» Problem
Please write out the complete listing that follows, exactly as it reads.

BEGIN Dataset extract

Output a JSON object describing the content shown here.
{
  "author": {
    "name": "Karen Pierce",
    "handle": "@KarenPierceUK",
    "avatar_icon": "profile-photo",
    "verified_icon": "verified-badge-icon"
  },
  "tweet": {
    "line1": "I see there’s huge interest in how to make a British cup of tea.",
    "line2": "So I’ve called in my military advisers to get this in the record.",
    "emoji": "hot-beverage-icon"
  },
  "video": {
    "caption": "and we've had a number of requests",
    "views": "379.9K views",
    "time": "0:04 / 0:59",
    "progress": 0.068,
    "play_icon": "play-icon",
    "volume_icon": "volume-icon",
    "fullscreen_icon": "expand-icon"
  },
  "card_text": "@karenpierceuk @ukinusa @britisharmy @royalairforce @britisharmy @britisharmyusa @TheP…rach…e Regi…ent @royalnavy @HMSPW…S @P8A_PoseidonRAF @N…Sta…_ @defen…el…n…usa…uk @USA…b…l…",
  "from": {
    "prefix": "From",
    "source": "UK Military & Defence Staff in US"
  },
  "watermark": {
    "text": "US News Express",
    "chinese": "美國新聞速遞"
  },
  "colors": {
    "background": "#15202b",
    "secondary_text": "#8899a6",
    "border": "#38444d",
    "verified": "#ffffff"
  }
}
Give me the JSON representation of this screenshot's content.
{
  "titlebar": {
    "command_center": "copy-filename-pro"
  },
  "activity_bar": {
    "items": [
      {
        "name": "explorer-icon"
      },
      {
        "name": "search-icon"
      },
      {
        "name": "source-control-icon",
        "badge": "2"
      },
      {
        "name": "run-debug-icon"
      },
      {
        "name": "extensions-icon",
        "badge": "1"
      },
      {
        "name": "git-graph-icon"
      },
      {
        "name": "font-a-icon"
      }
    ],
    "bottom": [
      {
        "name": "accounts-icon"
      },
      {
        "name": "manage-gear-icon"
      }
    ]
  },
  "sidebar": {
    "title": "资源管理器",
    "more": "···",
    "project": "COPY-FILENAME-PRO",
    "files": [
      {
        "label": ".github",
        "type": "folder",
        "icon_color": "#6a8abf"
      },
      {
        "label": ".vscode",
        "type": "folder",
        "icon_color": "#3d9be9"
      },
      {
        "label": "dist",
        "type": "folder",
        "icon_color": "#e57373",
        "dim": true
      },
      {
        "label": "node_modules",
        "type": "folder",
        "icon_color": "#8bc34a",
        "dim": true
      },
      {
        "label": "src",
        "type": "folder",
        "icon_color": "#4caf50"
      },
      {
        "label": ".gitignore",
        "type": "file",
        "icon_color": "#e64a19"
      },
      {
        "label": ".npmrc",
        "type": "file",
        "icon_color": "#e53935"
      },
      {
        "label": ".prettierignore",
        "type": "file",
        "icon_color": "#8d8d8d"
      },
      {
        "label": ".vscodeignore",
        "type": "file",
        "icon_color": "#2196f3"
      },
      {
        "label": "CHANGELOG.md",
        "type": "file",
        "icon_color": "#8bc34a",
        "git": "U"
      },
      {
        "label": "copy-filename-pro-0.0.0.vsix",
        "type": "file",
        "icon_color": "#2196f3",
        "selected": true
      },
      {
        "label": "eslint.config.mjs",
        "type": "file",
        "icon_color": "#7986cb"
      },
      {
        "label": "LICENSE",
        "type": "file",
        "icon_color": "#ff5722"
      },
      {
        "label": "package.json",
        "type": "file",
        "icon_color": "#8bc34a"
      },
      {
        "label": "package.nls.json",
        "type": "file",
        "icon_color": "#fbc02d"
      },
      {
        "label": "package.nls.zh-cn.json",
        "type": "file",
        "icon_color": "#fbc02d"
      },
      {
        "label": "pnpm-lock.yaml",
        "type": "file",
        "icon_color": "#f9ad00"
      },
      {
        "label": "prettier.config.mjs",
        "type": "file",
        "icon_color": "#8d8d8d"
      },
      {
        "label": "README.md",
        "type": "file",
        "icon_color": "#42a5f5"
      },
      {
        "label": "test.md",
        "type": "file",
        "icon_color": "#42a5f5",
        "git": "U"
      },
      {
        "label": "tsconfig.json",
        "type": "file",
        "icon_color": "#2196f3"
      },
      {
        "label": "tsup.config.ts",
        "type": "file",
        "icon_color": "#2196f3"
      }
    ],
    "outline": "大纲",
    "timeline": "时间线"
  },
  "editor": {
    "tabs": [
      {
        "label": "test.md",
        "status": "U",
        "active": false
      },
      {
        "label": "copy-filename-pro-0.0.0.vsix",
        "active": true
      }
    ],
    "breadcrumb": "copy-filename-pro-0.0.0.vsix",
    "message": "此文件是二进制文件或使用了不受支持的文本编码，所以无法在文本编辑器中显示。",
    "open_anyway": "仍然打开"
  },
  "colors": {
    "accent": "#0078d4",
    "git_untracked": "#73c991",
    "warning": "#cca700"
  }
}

END Dataset extract

» Correct output
Output a JSON object describing the content shown here.
{
  "author": {
    "name": "Karen Pierce",
    "handle": "@KarenPierceUK",
    "avatar_icon": "profile-photo",
    "verified_icon": "verified-badge-icon"
  },
  "tweet": {
    "line1": "I see there’s huge interest in how to make a British cup of tea.",
    "line2": "So I’ve called in my military advisers to get this in the record.",
    "emoji": "hot-beverage-icon"
  },
  "video": {
    "caption": "and we've had a number of requests",
    "views": "379.9K views",
    "time": "0:04 / 0:59",
    "progress": 0.068,
    "play_icon": "play-icon",
    "volume_icon": "volume-icon",
    "fullscreen_icon": "expand-icon"
  },
  "card_text": "@karenpierceuk @ukinusa @britisharmy @royalairforce @britisharmy @britisharmyusa @TheP…rach…e Regi…ent @royalnavy @HMSPW…S @P8A_PoseidonRAF @N…Sta…_ @defen…el…n…usa…uk @USA…b…l…",
  "from": {
    "prefix": "From",
    "source": "UK Military & Defence Staff in US"
  },
  "watermark": {
    "text": "US News Express",
    "chinese": "美國新聞速遞"
  },
  "colors": {
    "background": "#15202b",
    "secondary_text": "#8899a6",
    "border": "#38444d",
    "verified": "#ffffff"
  }
}
Give me the JSON representation of this screenshot's content.
{
  "titlebar": {
    "command_center": "copy-filename-pro"
  },
  "activity_bar": {
    "items": [
      {
        "name": "explorer-icon"
      },
      {
        "name": "search-icon"
      },
      {
        "name": "source-control-icon",
        "badge": "2"
      },
      {
        "name": "run-debug-icon"
      },
      {
        "name": "extensions-icon",
        "badge": "1"
      },
      {
        "name": "git-graph-icon"
      },
      {
        "name": "font-a-icon"
      }
    ],
    "bottom": [
      {
        "name": "accounts-icon"
      },
      {
        "name": "manage-gear-icon"
      }
    ]
  },
  "sidebar": {
    "title": "资源管理器",
    "more": "···",
    "project": "COPY-FILENAME-PRO",
    "files": [
      {
        "label": ".github",
        "type": "folder",
        "icon_color": "#6a8abf"
      },
      {
        "label": ".vscode",
        "type": "folder",
        "icon_color": "#3d9be9"
      },
      {
        "label": "dist",
        "type": "folder",
        "icon_color": "#e57373",
        "dim": true
      },
      {
        "label": "node_modules",
        "type": "folder",
        "icon_color": "#8bc34a",
        "dim": true
      },
      {
        "label": "src",
        "type": "folder",
        "icon_color": "#4caf50"
      },
      {
        "label": ".gitignore",
        "type": "file",
        "icon_color": "#e64a19"
      },
      {
        "label": ".npmrc",
        "type": "file",
        "icon_color": "#e53935"
      },
      {
        "label": ".prettierignore",
        "type": "file",
        "icon_color": "#8d8d8d"
      },
      {
        "label": ".vscodeignore",
        "type": "file",
        "icon_color": "#2196f3"
      },
      {
        "label": "CHANGELOG.md",
        "type": "file",
        "icon_color": "#8bc34a",
        "git": "U"
      },
      {
        "label": "copy-filename-pro-0.0.0.vsix",
        "type": "file",
        "icon_color": "#2196f3",
        "selected": true
      },
      {
        "label": "eslint.config.mjs",
        "type": "file",
        "icon_color": "#7986cb"
      },
      {
        "label": "LICENSE",
        "type": "file",
        "icon_color": "#ff5722"
      },
      {
        "label": "package.json",
        "type": "file",
        "icon_color": "#8bc34a"
      },
      {
        "label": "package.nls.json",
        "type": "file",
        "icon_color": "#fbc02d"
      },
      {
        "label": "package.nls.zh-cn.json",
        "type": "file",
        "icon_color": "#fbc02d"
      },
      {
        "label": "pnpm-lock.yaml",
        "type": "file",
        "icon_color": "#f9ad00"
      },
      {
        "label": "prettier.config.mjs",
        "type": "file",
        "icon_color": "#8d8d8d"
      },
      {
        "label": "README.md",
        "type": "file",
        "icon_color": "#42a5f5"
      },
      {
        "label": "test.md",
        "type": "file",
        "icon_color": "#42a5f5",
        "git": "U"
      },
      {
        "label": "tsconfig.json",
        "type": "file",
        "icon_color": "#2196f3"
      },
      {
        "label": "tsup.config.ts",
        "type": "file",
        "icon_color": "#2196f3"
      }
    ],
    "outline": "大纲",
    "timeline": "时间线"
  },
  "editor": {
    "tabs": [
      {
        "label": "test.md",
        "status": "U",
        "active": false
      },
      {
        "label": "copy-filename-pro-0.0.0.vsix",
        "active": true
      }
    ],
    "breadcrumb": "copy-filename-pro-0.0.0.vsix",
    "message": "此文件是二进制文件或使用了不受支持的文本编码，所以无法在文本编辑器中显示。",
    "open_anyway": "仍然打开"
  },
  "colors": {
    "accent": "#0078d4",
    "git_untracked": "#73c991",
    "warning": "#cca700"
  }
}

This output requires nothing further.